_STATED PROBLEM_: Check every line of the data below for the string "Elle", and copy the ones that hold it.

_DATA_:
>>>>>

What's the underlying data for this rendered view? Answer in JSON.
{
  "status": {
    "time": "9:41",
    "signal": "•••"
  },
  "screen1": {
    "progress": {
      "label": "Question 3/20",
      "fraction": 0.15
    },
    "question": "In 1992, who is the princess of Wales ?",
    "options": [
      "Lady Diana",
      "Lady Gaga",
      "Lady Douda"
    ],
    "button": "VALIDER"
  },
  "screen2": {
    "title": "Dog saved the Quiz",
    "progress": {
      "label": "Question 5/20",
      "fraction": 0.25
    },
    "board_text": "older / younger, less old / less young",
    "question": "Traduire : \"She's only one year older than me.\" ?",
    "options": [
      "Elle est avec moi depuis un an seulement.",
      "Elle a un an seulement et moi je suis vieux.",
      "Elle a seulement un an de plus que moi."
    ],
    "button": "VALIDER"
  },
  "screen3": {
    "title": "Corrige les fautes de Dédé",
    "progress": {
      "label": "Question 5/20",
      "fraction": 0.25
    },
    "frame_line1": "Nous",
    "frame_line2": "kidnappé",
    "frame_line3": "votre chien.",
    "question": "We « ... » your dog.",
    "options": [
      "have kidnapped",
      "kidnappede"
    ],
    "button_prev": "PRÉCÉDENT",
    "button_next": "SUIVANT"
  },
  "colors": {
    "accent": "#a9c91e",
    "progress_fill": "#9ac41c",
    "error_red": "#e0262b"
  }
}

<<<<<

_REPLY TO THE TASK_:
      "Elle est avec moi depuis un an seulement.",
      "Elle a un an seulement et moi je suis vieux.",
      "Elle a seulement un an de plus que moi."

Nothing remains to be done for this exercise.